Begin the troubleshooting process by logging in to the Analytics server command line.

  1. Switch to the zenoss user:
    # su - zenoss
  2. Launch the ZenDS CLI:
    $ zends -u root
  3. Change to the reporting database:
    use reporting;
  4. Run the following SQL command to show the current import batches that are in the UNSTARTED, EXTRACTING, or STAGING state which will reveal batches that may not have started, are being processed, or are awaiting load:
    SELECT me.extractor_name, me.extractor_fqdn, mb.batch_state, mb.batch_begin, mb.batch_end, NOW()
    FROM meta_batch AS mb
    JOIN meta_extractor AS me ON me.extractor_key = mb.extractor_key
    WHERE mb.batch_state IN ('UNSTARTED', 'STAGING', 'EXTRACTING')
    AND me.extractor_type = 'PERFORMANCE'
    ORDER BY mb.batch_begin, me.extractor_name, mb.batch_state;

    If some batches appear in the results as UNSTARTED and the time shown in the batch_end column is more than 15 minutes after the current time on the database server (shown in the NOW() column), there may be problems with the zenperfetl daemon on the collector that should have picked up the batch for extract.

  5. To investigate, connect to the command line of the collector in question. The collector' host name will be identified in the extractor_fqdn field of the ZenDS output in step 4.
  6. Once logged on to the collector, switch to the zenoss user:
    # su - zenoss
  7. Change to the log directory:
    $ cd /opt/zenoss/log/extractor_name/
    where extractor_name is the collector ID as listed in the output from step 4 above.
  8. Check the time the zenperfetl log file was most recently updated:
    $ ls -l zenperfetl.log

    If the timestamp on the file is older than the last expected ETL, then the zenperfetl daemon may not be operating correctly. By default the ETL process runs every 8 hours, so a timestamp older than 8 hours would likely indicate that the zenperfetl process has not run on schedule.

  9. If the timestamp is out of date, determine whether zenperfetl is running:
    $ ps -ef | grep zenperfetl
  10. If the daemon is not running, start it:
    $ zenperfetl start
  11. You may want to monitor the zenperfetl log file to be sure the daemon is running correctly. The following command will output the contents of the log file as it grows until you press Ctrl+C:
    $ tail -f zenperfetl.log

    If zenperfetl is operating correctly, you should see log entries indicating that it is picking up batches for extract and subsequently uploading files to the Analytics server. To verify this, you may wish to rerun the SQL query listed in step 4 above to verify that the number of “UNSTARTED” queries for the collector in question has begun to decline.

EXERCISES TO COMPLETE -
a. Do these statements agree with the zenperfetl troubleshooting steps? (i) By default, the ETL process runs every 8 hours. (ii) The tail -f command stops printing the log on its own once the file stops growing. (iii) The collector's host name appears in the extractor_name field. Answer yes or no for each, quoting the words from the steps that decide it.
b. How would you render this sentence from the zenperfetl troubleshooting steps in Spanish: "By default the ETL process runs every 8 hours, so a timestamp older than 8 hours would likely indicate that the zenperfetl process has not run on schedule."
c. Can you pick up the zenperfetl troubleshooting steps after their last sentence and continue them?
The listing has no connection to the zenperfetl troubleshooting steps.

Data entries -
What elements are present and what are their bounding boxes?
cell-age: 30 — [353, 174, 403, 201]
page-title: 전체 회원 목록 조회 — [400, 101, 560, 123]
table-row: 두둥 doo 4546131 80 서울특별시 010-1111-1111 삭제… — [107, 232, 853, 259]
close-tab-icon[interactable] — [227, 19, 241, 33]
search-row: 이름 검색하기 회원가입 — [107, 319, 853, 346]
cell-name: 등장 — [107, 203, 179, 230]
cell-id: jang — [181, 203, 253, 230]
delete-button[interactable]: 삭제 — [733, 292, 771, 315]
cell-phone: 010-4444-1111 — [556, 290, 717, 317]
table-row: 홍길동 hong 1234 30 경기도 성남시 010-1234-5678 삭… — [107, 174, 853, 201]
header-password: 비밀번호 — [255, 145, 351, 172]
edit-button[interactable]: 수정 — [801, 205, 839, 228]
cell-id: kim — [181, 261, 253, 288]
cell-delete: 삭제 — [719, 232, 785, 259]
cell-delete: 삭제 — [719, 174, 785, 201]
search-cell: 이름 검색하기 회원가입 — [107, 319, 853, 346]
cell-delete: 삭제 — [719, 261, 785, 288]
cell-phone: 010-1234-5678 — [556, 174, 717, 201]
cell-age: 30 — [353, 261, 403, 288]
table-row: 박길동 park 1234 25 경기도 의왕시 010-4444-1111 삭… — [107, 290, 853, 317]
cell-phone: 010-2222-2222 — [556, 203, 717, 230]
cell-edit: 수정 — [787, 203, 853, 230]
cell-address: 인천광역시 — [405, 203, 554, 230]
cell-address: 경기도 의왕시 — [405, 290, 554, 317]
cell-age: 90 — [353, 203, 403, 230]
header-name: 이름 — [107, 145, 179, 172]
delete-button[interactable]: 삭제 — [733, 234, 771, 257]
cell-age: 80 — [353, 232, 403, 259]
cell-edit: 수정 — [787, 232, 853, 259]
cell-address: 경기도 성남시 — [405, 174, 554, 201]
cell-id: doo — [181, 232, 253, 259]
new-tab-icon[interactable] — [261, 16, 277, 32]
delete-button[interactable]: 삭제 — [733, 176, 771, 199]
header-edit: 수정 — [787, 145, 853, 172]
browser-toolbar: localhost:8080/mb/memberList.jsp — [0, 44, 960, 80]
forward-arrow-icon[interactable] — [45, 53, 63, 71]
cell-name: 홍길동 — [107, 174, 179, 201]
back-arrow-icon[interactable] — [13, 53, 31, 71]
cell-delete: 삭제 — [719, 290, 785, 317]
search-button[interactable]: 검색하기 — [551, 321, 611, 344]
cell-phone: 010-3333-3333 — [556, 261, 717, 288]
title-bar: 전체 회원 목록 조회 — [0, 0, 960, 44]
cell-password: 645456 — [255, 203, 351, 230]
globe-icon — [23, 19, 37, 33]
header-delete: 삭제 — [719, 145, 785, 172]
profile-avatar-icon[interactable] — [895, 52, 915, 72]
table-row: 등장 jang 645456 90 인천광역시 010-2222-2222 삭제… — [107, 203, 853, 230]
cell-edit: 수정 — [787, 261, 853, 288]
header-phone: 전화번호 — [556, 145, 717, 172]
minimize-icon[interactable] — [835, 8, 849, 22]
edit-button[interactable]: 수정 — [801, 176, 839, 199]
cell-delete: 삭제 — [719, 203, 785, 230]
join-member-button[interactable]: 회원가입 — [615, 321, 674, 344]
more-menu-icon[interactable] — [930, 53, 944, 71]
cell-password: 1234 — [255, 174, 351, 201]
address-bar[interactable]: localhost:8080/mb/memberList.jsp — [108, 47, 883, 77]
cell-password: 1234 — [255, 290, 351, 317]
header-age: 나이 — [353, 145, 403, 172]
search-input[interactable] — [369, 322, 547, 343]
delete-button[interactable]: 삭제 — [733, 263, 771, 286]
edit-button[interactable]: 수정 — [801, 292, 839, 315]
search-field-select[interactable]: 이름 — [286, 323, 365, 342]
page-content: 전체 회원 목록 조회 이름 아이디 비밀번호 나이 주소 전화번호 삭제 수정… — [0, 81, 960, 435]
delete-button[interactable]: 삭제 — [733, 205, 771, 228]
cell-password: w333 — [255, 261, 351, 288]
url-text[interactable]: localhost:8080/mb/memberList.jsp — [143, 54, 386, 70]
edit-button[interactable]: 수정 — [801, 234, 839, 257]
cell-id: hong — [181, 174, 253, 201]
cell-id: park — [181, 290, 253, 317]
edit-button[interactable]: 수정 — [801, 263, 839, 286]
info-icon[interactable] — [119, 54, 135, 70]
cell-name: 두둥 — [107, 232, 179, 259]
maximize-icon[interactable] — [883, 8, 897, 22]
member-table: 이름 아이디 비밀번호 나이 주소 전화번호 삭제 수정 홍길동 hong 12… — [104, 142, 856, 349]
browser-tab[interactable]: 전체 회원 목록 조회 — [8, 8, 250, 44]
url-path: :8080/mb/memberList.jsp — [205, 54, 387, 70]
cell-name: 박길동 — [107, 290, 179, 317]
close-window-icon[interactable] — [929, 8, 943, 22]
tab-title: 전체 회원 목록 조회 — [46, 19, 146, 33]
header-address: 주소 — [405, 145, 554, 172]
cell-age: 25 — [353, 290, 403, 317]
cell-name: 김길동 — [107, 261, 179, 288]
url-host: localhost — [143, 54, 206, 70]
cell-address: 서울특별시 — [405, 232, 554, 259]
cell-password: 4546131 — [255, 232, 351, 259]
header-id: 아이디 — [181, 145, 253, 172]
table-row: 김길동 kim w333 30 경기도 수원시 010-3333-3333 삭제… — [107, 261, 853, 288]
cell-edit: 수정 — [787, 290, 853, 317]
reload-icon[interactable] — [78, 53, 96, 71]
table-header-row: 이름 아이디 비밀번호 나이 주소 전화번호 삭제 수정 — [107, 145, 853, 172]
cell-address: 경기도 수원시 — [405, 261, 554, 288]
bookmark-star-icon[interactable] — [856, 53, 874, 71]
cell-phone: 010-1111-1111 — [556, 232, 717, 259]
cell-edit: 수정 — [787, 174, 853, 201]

SET OF ANSWERS -
a.
(i) Yes: "By default the ETL process runs every 8 hours"
(ii) No: "will output the contents of the log file as it grows until you press Ctrl+C"
(iii) No: "will be identified in the extractor_fqdn field of the ZenDS output in step 4"

b. De forma predeterminada, el proceso ETL se ejecuta cada 8 horas, por lo que una marca de tiempo con más de 8 horas de antigüedad probablemente indicaría que el proceso zenperfetl no se ha ejecutado según lo programado.

c.
  12. Alternatively, you can get a summary of all of the batches at particular states using the following query at the ZenDS prompt:
    SELECT batch_state, COUNT(*)
    FROM meta_batch
    GROUP BY batch_state;

    Once batches have successfully extracted, you should see the Analytics server start to load them and they should change from the STAGING to the COMPLETED batch_state and they should also disappear from the list generated by the query above.

  13. If this is not the case, you will need to troubleshoot the load process. Running $ tail on the /opt/zenoss_analytics/logs/zenoss_analytics.out log on the Analytics server will show whether batches are being picked up for load.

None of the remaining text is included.